Start of PROVIDED RECORDS

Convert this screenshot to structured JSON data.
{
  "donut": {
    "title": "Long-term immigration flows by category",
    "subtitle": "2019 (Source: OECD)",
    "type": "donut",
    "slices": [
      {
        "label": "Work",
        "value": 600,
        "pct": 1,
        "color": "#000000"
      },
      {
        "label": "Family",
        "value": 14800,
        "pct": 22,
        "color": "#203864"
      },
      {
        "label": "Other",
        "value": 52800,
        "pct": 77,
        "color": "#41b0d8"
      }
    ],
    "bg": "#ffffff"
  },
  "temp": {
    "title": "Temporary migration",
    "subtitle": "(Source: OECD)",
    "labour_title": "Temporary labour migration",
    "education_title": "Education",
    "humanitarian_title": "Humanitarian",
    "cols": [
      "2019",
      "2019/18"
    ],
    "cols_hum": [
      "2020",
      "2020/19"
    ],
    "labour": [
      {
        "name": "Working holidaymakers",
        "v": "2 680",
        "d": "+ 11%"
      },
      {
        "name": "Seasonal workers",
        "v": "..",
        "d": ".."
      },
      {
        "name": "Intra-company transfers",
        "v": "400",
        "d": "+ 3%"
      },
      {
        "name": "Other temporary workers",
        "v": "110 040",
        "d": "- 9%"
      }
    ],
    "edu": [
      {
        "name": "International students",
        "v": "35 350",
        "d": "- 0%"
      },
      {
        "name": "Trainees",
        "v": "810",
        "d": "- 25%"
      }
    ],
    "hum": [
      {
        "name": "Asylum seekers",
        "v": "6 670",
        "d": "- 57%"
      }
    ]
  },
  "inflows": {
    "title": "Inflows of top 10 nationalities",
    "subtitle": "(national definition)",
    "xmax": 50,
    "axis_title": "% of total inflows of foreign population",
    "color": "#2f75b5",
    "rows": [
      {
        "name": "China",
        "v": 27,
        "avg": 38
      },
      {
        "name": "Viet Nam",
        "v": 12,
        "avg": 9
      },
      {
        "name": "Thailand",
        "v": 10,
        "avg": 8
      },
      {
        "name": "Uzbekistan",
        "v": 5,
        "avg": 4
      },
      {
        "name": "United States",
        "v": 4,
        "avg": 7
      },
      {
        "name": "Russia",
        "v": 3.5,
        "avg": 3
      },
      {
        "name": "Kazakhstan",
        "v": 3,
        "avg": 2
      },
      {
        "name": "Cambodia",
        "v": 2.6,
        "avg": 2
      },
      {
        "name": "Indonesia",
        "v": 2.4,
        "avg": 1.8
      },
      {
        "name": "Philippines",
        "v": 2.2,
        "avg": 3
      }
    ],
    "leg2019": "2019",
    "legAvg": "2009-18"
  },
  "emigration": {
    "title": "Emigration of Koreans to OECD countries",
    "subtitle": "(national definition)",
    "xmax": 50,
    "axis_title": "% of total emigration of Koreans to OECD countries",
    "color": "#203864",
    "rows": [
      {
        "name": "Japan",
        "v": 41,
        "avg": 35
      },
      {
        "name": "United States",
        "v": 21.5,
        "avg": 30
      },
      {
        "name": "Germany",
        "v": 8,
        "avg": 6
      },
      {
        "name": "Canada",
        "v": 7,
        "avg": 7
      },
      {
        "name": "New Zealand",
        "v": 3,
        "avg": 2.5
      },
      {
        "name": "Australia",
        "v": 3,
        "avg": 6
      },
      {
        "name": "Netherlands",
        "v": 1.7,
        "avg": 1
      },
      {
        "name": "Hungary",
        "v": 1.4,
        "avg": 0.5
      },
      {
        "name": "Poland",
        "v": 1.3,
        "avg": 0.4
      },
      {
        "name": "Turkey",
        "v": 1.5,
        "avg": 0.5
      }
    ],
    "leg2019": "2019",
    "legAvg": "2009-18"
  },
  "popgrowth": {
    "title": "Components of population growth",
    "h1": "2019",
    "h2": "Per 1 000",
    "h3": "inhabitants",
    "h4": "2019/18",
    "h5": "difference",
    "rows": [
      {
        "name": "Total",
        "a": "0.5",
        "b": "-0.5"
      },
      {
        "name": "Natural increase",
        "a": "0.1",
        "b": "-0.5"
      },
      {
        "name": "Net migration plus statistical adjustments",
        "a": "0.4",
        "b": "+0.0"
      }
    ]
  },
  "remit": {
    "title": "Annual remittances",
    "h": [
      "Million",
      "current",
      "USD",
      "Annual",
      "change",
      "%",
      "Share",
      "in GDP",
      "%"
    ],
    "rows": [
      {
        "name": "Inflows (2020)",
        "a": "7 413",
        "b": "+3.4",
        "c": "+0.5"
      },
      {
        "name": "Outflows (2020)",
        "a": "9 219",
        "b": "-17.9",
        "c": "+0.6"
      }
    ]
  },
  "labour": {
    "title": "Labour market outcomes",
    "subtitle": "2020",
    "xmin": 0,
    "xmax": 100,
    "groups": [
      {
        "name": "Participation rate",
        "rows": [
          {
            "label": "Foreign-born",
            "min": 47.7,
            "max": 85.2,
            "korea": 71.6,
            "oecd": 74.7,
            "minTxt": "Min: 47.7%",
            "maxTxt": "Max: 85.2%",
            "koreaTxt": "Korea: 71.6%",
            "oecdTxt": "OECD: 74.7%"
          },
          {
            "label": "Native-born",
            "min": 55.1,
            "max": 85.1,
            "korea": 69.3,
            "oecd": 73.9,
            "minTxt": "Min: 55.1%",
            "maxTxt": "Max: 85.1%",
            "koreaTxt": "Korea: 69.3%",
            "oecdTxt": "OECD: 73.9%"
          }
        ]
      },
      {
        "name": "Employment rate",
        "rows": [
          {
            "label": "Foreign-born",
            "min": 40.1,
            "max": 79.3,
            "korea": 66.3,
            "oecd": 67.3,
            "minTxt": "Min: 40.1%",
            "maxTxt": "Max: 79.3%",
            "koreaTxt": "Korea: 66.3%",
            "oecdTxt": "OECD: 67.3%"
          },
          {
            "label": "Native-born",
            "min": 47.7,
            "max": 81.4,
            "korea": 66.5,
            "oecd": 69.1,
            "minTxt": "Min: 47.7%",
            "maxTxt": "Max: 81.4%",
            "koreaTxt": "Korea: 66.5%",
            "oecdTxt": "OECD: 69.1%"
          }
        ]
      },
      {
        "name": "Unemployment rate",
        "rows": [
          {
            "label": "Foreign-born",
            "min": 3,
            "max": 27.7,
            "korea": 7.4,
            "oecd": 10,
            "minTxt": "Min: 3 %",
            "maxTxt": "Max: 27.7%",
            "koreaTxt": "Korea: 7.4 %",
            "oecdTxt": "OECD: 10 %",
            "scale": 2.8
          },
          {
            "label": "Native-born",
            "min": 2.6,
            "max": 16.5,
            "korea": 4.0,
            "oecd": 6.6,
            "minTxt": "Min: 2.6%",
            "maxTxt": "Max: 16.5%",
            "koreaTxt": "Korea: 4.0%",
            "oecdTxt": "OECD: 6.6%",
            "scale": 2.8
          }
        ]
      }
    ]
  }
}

End of PROVIDED RECORDS

■ TASK TO COMPLETE ■
Out of the preceding entries, pull every line containing the string "subtitle".

■ ANSWER ■
    "subtitle": "2019 (Source: OECD)",
    "subtitle": "(Source: OECD)",
    "subtitle": "(national definition)",
    "subtitle": "(national definition)",
    "subtitle": "2020",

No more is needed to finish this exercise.